===== Data provided =====

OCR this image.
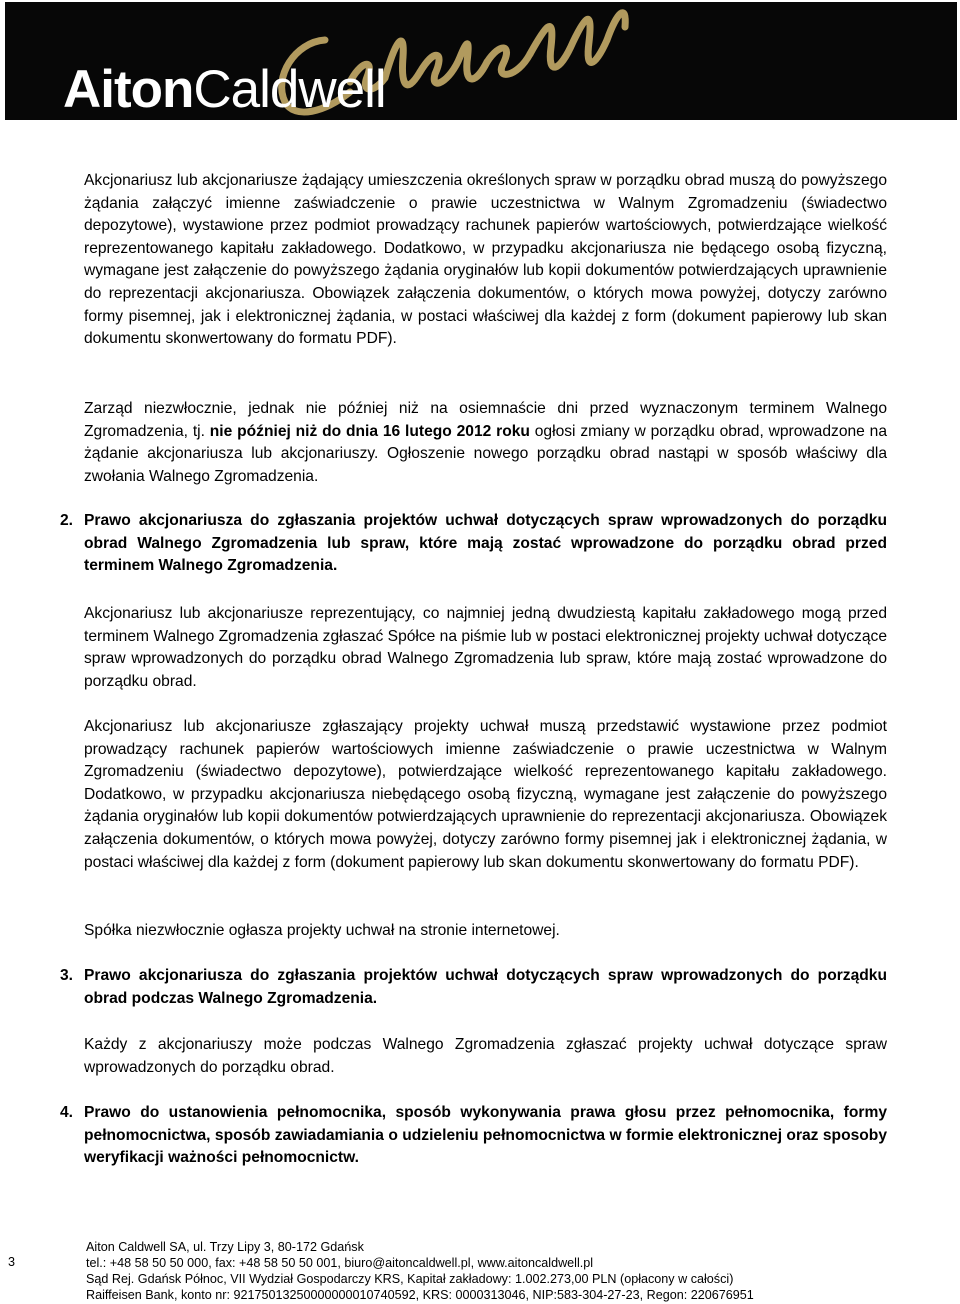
AitonCaldwell

Akcjonariusz lub akcjonariusze żądający umieszczenia określonych spraw w porządku obrad muszą do powyższego żądania załączyć imienne zaświadczenie o prawie uczestnictwa w Walnym Zgromadzeniu (świadectwo depozytowe), wystawione przez podmiot prowadzący rachunek papierów wartościowych, potwierdzające wielkość reprezentowanego kapitału zakładowego. Dodatkowo, w przypadku akcjonariusza nie będącego osobą fizyczną, wymagane jest załączenie do powyższego żądania oryginałów lub kopii dokumentów potwierdzających uprawnienie do reprezentacji akcjonariusza. Obowiązek załączenia dokumentów, o których mowa powyżej, dotyczy zarówno formy pisemnej, jak i elektronicznej żądania, w postaci właściwej dla każdej z form (dokument papierowy lub skan dokumentu skonwertowany do formatu PDF).

Zarząd niezwłocznie, jednak nie później niż na osiemnaście dni przed wyznaczonym terminem Walnego Zgromadzenia, tj. nie później niż do dnia 16 lutego 2012 roku ogłosi zmiany w porządku obrad, wprowadzone na żądanie akcjonariusza lub akcjonariuszy. Ogłoszenie nowego porządku obrad nastąpi w sposób właściwy dla zwołania Walnego Zgromadzenia.

2. Prawo akcjonariusza do zgłaszania projektów uchwał dotyczących spraw wprowadzonych do porządku obrad Walnego Zgromadzenia lub spraw, które mają zostać wprowadzone do porządku obrad przed terminem Walnego Zgromadzenia.

Akcjonariusz lub akcjonariusze reprezentujący, co najmniej jedną dwudziestą kapitału zakładowego mogą przed terminem Walnego Zgromadzenia zgłaszać Spółce na piśmie lub w postaci elektronicznej projekty uchwał dotyczące spraw wprowadzonych do porządku obrad Walnego Zgromadzenia lub spraw, które mają zostać wprowadzone do porządku obrad.

Akcjonariusz lub akcjonariusze zgłaszający projekty uchwał muszą przedstawić wystawione przez podmiot prowadzący rachunek papierów wartościowych imienne zaświadczenie o prawie uczestnictwa w Walnym Zgromadzeniu (świadectwo depozytowe), potwierdzające wielkość reprezentowanego kapitału zakładowego. Dodatkowo, w przypadku akcjonariusza niebędącego osobą fizyczną, wymagane jest załączenie do powyższego żądania oryginałów lub kopii dokumentów potwierdzających uprawnienie do reprezentacji akcjonariusza. Obowiązek załączenia dokumentów, o których mowa powyżej, dotyczy zarówno formy pisemnej jak i elektronicznej żądania, w postaci właściwej dla każdej z form (dokument papierowy lub skan dokumentu skonwertowany do formatu PDF).

Spółka niezwłocznie ogłasza projekty uchwał na stronie internetowej.

3. Prawo akcjonariusza do zgłaszania projektów uchwał dotyczących spraw wprowadzonych do porządku obrad podczas Walnego Zgromadzenia.

Każdy z akcjonariuszy może podczas Walnego Zgromadzenia zgłaszać projekty uchwał dotyczące spraw wprowadzonych do porządku obrad.

4. Prawo do ustanowienia pełnomocnika, sposób wykonywania prawa głosu przez pełnomocnika, formy pełnomocnictwa, sposób zawiadamiania o udzieleniu pełnomocnictwa w formie elektronicznej oraz sposoby weryfikacji ważności pełnomocnictw.
3
Aiton Caldwell SA, ul. Trzy Lipy 3, 80-172 Gdańsk
tel.: +48 58 50 50 000, fax: +48 58 50 50 001, biuro@aitoncaldwell.pl, www.aitoncaldwell.pl
Sąd Rej. Gdańsk Północ, VII Wydział Gospodarczy KRS, Kapitał zakładowy: 1.002.273,00 PLN (opłacony w całości)
Raiffeisen Bank, konto nr: 92175013250000000010740592, KRS: 0000313046, NIP:583-304-27-23, Regon: 220676951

=====

Repeat the data exactly, without the pictures.

### Solution for this task:
OCR this image.
AitonCaldwell

Akcjonariusz lub akcjonariusze żądający umieszczenia określonych spraw w porządku obrad muszą do powyższego żądania załączyć imienne zaświadczenie o prawie uczestnictwa w Walnym Zgromadzeniu (świadectwo depozytowe), wystawione przez podmiot prowadzący rachunek papierów wartościowych, potwierdzające wielkość reprezentowanego kapitału zakładowego. Dodatkowo, w przypadku akcjonariusza nie będącego osobą fizyczną, wymagane jest załączenie do powyższego żądania oryginałów lub kopii dokumentów potwierdzających uprawnienie do reprezentacji akcjonariusza. Obowiązek załączenia dokumentów, o których mowa powyżej, dotyczy zarówno formy pisemnej, jak i elektronicznej żądania, w postaci właściwej dla każdej z form (dokument papierowy lub skan dokumentu skonwertowany do formatu PDF).

Zarząd niezwłocznie, jednak nie później niż na osiemnaście dni przed wyznaczonym terminem Walnego Zgromadzenia, tj. nie później niż do dnia 16 lutego 2012 roku ogłosi zmiany w porządku obrad, wprowadzone na żądanie akcjonariusza lub akcjonariuszy. Ogłoszenie nowego porządku obrad nastąpi w sposób właściwy dla zwołania Walnego Zgromadzenia.

2. Prawo akcjonariusza do zgłaszania projektów uchwał dotyczących spraw wprowadzonych do porządku obrad Walnego Zgromadzenia lub spraw, które mają zostać wprowadzone do porządku obrad przed terminem Walnego Zgromadzenia.

Akcjonariusz lub akcjonariusze reprezentujący, co najmniej jedną dwudziestą kapitału zakładowego mogą przed terminem Walnego Zgromadzenia zgłaszać Spółce na piśmie lub w postaci elektronicznej projekty uchwał dotyczące spraw wprowadzonych do porządku obrad Walnego Zgromadzenia lub spraw, które mają zostać wprowadzone do porządku obrad.

Akcjonariusz lub akcjonariusze zgłaszający projekty uchwał muszą przedstawić wystawione przez podmiot prowadzący rachunek papierów wartościowych imienne zaświadczenie o prawie uczestnictwa w Walnym Zgromadzeniu (świadectwo depozytowe), potwierdzające wielkość reprezentowanego kapitału zakładowego. Dodatkowo, w przypadku akcjonariusza niebędącego osobą fizyczną, wymagane jest załączenie do powyższego żądania oryginałów lub kopii dokumentów potwierdzających uprawnienie do reprezentacji akcjonariusza. Obowiązek załączenia dokumentów, o których mowa powyżej, dotyczy zarówno formy pisemnej jak i elektronicznej żądania, w postaci właściwej dla każdej z form (dokument papierowy lub skan dokumentu skonwertowany do formatu PDF).

Spółka niezwłocznie ogłasza projekty uchwał na stronie internetowej.

3. Prawo akcjonariusza do zgłaszania projektów uchwał dotyczących spraw wprowadzonych do porządku obrad podczas Walnego Zgromadzenia.

Każdy z akcjonariuszy może podczas Walnego Zgromadzenia zgłaszać projekty uchwał dotyczące spraw wprowadzonych do porządku obrad.

4. Prawo do ustanowienia pełnomocnika, sposób wykonywania prawa głosu przez pełnomocnika, formy pełnomocnictwa, sposób zawiadamiania o udzieleniu pełnomocnictwa w formie elektronicznej oraz sposoby weryfikacji ważności pełnomocnictw.
3
Aiton Caldwell SA, ul. Trzy Lipy 3, 80-172 Gdańsk
tel.: +48 58 50 50 000, fax: +48 58 50 50 001, biuro@aitoncaldwell.pl, www.aitoncaldwell.pl
Sąd Rej. Gdańsk Północ, VII Wydział Gospodarczy KRS, Kapitał zakładowy: 1.002.273,00 PLN (opłacony w całości)
Raiffeisen Bank, konto nr: 92175013250000000010740592, KRS: 0000313046, NIP:583-304-27-23, Regon: 220676951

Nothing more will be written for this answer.